### [Task statement]
Wherever the string "title" appears in a line, extract that line.

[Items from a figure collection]
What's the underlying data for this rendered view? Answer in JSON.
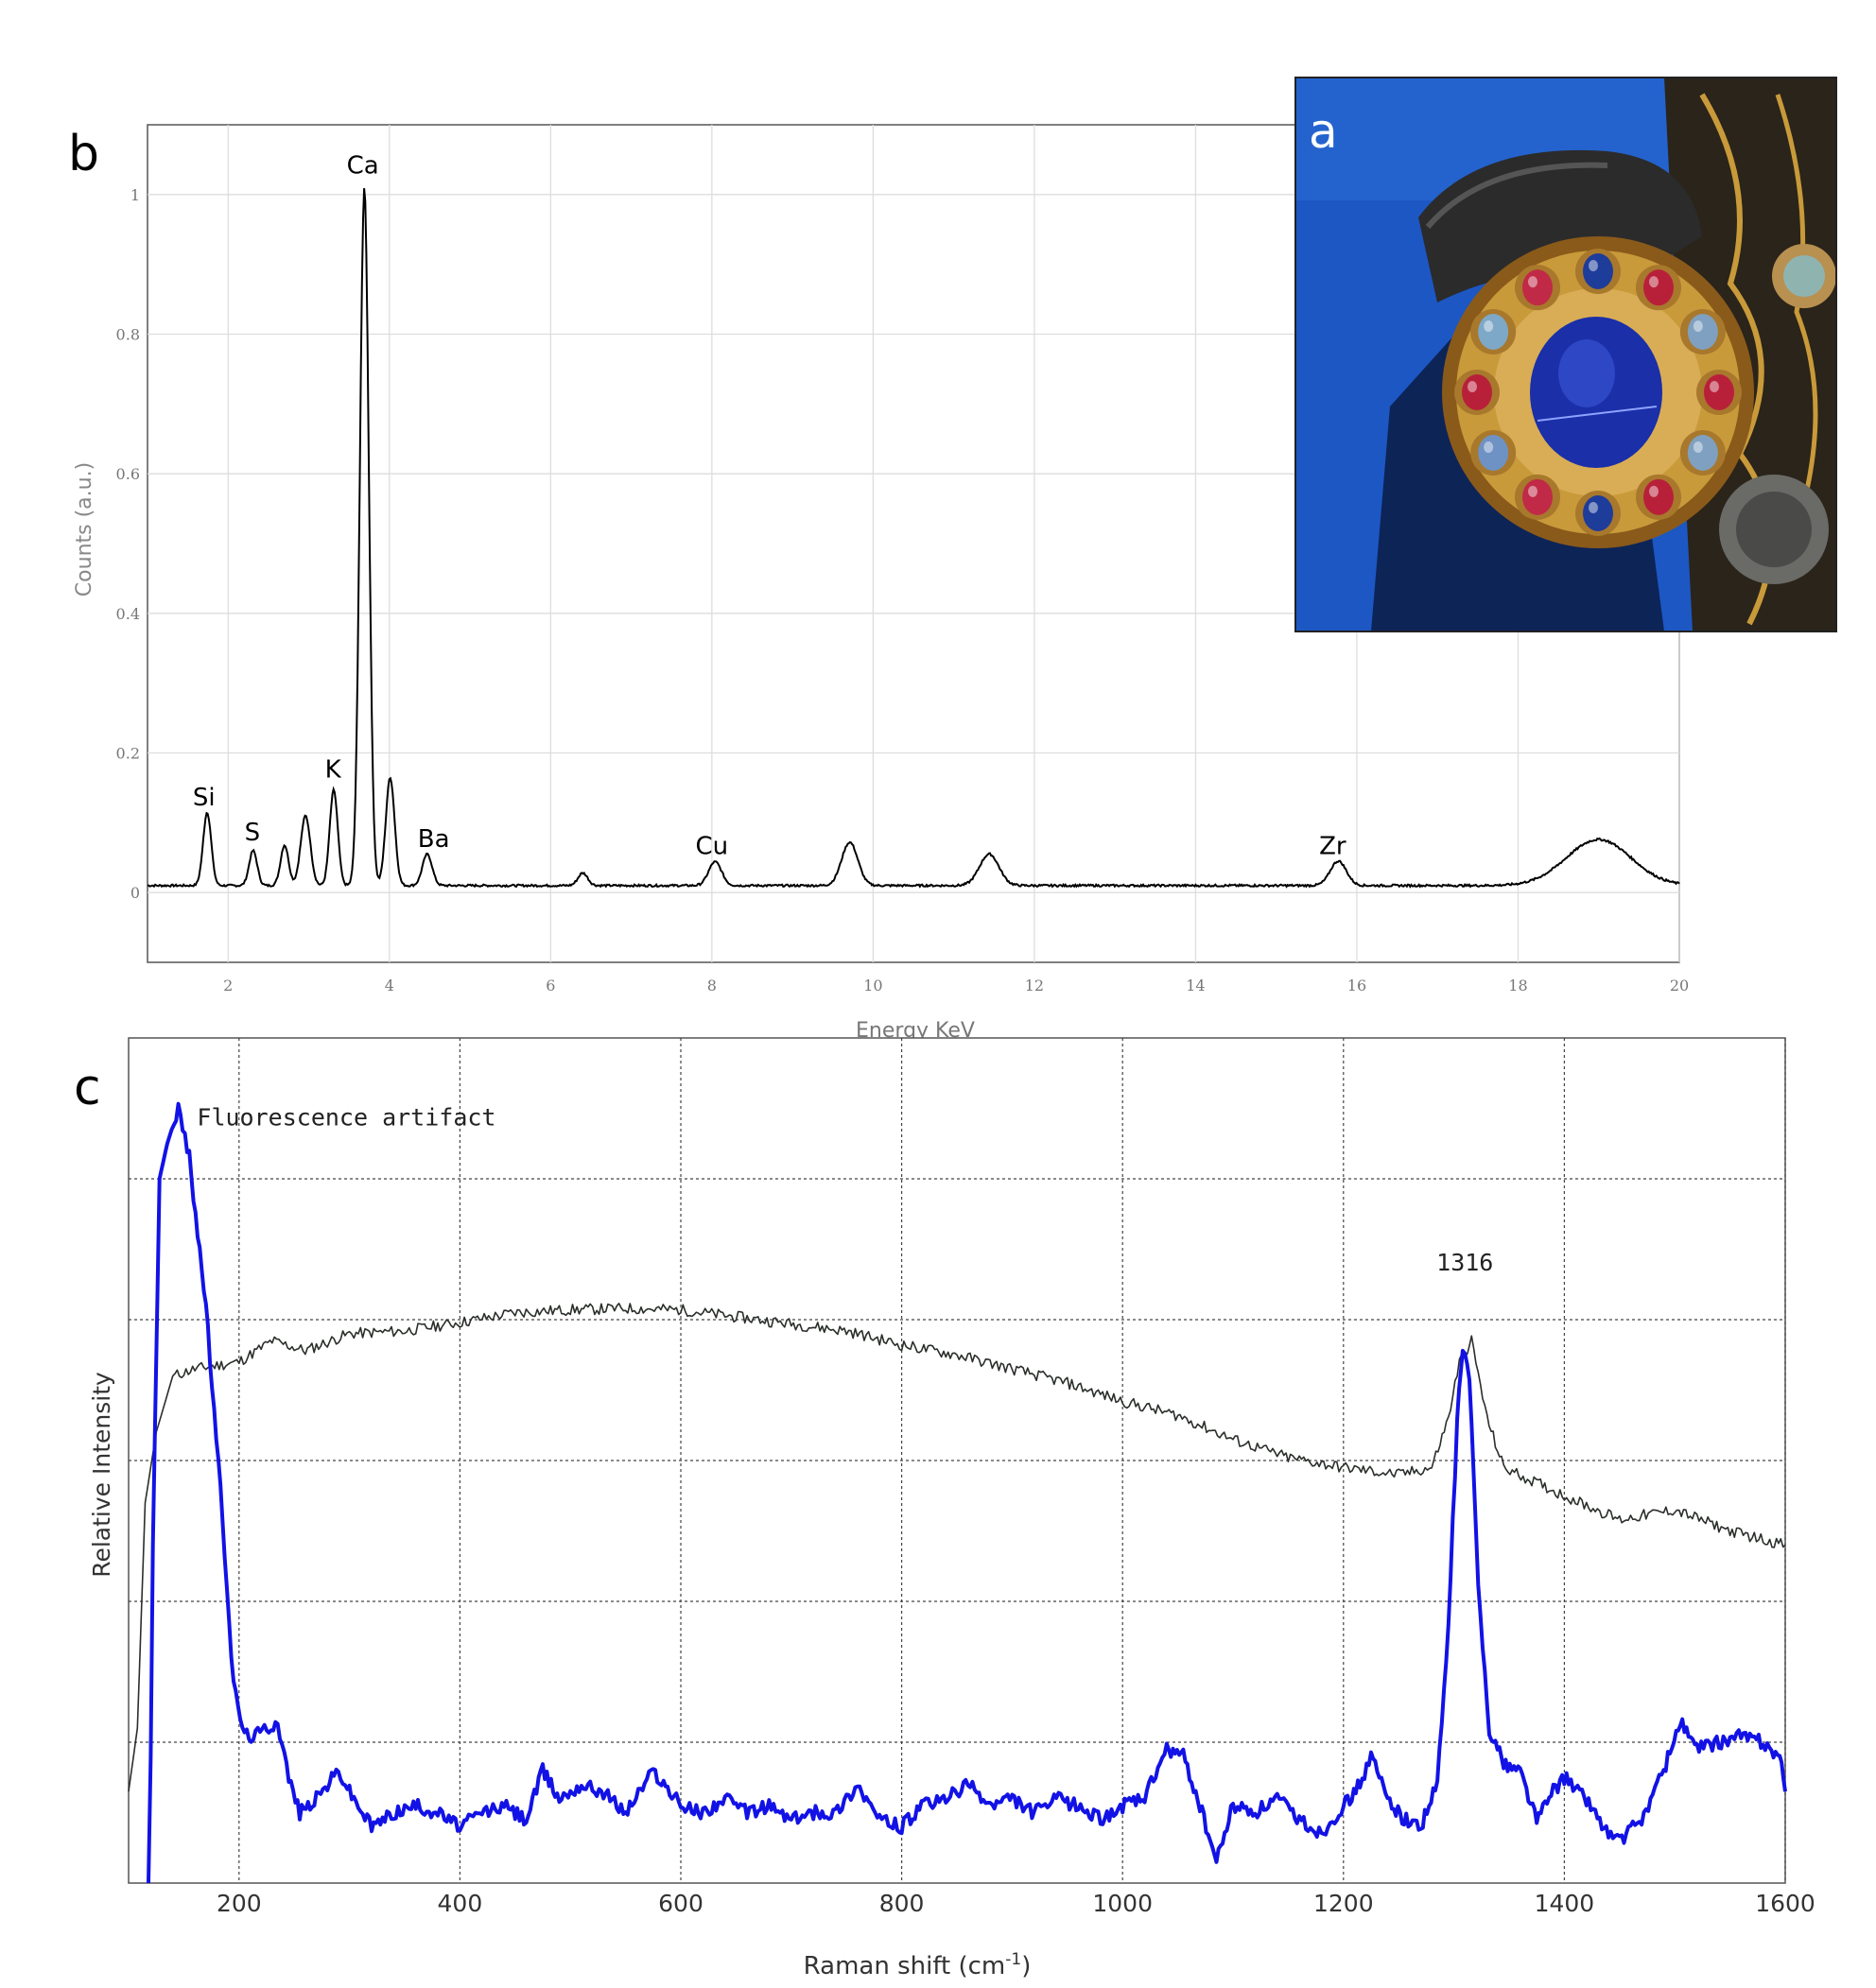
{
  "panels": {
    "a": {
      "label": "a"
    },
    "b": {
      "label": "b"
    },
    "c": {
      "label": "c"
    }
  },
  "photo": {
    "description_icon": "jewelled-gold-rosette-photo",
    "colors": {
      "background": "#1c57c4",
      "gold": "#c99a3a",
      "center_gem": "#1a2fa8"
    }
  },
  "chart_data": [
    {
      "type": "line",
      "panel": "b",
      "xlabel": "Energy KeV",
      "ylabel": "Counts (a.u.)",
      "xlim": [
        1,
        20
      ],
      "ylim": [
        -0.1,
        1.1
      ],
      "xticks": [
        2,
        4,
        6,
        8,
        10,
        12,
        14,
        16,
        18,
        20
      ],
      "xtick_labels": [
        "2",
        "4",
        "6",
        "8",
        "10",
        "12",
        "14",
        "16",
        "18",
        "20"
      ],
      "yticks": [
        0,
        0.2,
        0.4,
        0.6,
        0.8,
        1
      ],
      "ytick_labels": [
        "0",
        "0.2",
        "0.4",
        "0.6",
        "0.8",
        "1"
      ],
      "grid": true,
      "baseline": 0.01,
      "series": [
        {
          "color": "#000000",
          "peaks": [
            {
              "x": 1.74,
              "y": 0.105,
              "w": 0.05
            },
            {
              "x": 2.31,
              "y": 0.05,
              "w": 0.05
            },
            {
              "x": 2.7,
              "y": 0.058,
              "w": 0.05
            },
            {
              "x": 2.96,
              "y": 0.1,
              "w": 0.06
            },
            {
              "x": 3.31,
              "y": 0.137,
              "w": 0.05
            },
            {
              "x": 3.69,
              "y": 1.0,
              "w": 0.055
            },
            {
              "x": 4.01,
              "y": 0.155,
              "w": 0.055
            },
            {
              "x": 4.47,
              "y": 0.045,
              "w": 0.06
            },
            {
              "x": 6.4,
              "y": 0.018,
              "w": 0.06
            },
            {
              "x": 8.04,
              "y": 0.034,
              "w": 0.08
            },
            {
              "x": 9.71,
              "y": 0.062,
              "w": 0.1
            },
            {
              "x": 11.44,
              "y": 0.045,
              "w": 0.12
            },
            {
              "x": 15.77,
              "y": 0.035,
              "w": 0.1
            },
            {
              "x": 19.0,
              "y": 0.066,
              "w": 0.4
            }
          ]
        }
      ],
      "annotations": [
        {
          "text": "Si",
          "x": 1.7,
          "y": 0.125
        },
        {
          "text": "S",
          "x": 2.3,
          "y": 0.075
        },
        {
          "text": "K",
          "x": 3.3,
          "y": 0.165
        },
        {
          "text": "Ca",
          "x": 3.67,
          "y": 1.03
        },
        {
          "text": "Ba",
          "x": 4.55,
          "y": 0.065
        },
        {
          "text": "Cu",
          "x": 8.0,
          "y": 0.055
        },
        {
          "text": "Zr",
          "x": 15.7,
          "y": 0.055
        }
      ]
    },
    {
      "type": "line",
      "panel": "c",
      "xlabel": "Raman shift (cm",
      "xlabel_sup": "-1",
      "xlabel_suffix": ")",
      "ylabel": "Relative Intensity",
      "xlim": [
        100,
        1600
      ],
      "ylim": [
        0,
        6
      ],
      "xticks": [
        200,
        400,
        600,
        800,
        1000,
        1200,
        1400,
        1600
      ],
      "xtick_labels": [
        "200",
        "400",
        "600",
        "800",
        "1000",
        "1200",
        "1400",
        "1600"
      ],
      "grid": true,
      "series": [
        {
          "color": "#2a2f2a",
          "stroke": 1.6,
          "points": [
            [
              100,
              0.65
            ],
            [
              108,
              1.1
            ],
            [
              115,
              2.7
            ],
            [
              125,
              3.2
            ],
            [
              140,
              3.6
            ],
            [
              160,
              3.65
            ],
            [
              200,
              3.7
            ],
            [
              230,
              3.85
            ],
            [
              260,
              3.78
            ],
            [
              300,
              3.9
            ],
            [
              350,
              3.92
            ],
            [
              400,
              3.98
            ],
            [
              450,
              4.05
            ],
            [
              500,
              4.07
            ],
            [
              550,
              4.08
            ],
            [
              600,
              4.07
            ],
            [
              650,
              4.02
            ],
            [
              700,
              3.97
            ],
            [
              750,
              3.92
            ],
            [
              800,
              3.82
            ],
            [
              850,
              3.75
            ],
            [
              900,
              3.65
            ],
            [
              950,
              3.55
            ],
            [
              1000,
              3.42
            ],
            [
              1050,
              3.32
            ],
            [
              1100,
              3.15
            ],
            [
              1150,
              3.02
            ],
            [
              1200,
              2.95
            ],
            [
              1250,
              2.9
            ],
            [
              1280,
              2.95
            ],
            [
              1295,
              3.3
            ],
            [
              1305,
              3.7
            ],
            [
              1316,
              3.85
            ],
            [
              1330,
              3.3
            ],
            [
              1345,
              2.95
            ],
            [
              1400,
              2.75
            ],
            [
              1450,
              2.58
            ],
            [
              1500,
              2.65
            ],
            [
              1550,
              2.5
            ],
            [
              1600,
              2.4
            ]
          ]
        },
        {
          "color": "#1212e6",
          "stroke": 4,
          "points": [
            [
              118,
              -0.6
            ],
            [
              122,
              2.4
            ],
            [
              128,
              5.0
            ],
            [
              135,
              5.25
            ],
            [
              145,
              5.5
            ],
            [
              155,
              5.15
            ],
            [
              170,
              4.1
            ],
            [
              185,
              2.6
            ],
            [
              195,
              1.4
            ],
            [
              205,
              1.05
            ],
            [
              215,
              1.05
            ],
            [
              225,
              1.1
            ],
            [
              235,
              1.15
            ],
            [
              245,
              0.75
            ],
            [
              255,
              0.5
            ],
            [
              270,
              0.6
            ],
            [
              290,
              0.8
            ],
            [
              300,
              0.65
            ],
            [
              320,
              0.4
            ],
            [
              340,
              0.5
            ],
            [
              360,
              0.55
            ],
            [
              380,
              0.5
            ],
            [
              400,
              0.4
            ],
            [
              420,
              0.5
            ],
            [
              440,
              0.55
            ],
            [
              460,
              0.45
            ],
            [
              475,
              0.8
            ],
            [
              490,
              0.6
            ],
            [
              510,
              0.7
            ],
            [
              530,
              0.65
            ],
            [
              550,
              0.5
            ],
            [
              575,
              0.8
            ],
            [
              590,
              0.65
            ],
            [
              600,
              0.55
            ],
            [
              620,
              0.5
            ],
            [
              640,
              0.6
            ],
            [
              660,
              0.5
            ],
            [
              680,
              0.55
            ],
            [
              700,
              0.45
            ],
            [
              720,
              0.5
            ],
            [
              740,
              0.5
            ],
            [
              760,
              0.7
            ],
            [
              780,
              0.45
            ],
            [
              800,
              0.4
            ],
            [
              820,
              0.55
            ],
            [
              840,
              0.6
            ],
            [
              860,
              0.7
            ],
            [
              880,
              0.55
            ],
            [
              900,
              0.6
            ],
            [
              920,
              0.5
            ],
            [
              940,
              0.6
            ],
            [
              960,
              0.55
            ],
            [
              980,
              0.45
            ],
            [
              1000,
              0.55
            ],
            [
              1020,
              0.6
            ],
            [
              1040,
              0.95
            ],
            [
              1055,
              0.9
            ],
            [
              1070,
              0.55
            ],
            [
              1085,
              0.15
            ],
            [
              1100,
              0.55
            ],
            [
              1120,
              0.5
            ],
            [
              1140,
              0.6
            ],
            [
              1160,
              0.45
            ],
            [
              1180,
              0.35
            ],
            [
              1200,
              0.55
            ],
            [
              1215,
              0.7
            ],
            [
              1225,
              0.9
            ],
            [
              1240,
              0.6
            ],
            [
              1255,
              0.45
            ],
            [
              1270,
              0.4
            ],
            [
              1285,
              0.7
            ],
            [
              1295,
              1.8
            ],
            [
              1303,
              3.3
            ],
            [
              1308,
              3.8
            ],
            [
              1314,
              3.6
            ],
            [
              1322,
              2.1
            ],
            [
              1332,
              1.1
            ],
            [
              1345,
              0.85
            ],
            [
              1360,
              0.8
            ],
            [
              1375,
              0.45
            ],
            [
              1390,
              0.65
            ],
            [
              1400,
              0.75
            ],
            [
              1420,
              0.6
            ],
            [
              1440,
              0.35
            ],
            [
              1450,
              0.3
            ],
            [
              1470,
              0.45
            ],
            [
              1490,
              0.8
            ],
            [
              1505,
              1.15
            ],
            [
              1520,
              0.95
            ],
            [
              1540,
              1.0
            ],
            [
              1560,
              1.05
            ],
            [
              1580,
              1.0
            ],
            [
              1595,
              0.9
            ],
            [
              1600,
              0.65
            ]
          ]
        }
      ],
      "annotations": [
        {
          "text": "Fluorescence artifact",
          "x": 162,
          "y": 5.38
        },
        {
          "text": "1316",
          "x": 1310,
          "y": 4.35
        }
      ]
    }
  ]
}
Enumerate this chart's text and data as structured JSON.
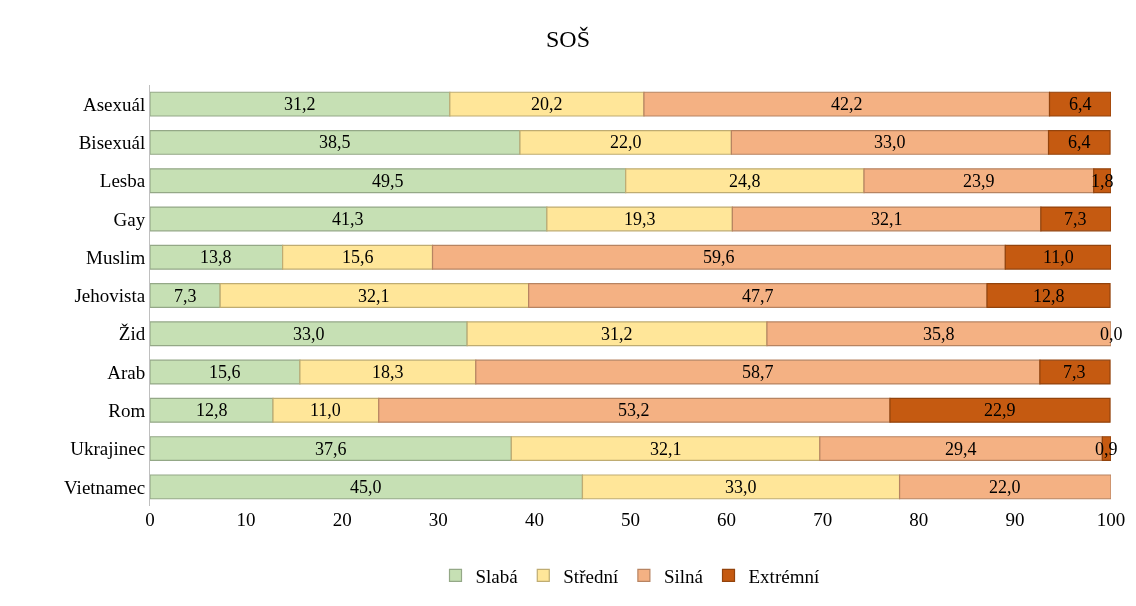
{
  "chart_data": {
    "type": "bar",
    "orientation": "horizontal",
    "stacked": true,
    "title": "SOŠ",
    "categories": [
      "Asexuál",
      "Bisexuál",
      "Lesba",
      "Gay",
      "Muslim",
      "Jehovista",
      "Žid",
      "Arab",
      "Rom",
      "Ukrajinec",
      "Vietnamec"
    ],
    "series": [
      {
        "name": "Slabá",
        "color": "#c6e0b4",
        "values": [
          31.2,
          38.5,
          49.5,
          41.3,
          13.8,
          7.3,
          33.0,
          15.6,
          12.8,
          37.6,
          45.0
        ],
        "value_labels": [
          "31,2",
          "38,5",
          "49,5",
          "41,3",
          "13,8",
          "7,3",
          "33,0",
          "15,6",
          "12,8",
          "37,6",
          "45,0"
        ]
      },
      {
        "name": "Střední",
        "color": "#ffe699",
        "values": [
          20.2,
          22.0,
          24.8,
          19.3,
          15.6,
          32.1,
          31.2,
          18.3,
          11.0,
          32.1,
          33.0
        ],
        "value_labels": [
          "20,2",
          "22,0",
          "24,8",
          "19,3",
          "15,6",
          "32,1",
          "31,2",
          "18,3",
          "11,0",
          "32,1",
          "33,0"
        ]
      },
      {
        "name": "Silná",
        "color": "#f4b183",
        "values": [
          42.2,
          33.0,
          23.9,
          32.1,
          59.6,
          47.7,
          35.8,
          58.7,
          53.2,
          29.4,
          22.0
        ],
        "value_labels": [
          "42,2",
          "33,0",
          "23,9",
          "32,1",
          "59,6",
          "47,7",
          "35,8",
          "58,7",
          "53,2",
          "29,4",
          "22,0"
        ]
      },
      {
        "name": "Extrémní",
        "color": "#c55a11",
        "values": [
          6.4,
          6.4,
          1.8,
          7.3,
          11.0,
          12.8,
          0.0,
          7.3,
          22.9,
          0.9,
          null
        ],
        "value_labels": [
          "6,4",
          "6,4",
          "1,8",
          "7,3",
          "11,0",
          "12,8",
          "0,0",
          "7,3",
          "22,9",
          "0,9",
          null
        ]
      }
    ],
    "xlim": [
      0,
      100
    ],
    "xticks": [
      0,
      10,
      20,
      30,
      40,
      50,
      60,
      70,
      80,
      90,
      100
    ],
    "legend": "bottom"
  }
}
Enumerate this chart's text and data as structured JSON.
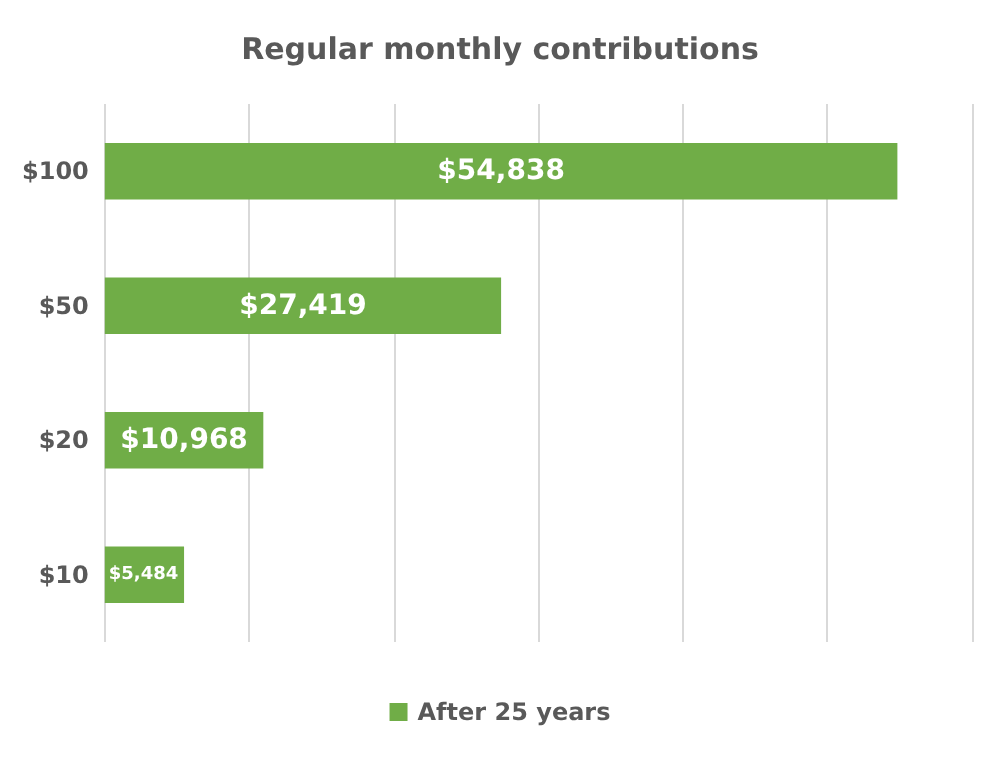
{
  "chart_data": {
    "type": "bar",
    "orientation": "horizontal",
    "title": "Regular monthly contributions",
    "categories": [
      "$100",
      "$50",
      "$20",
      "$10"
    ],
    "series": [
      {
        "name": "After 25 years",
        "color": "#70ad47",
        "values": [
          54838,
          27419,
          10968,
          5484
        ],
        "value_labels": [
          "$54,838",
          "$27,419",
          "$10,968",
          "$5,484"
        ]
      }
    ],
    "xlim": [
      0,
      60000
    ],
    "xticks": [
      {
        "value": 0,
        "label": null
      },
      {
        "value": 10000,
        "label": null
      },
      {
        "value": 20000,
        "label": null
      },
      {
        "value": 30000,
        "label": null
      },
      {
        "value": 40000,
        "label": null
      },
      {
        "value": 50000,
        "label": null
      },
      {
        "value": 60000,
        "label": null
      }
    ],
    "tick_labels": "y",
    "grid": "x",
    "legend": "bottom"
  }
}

### [Written answer]
    "title": "SOŠ",
    "title": "Regular monthly contributions",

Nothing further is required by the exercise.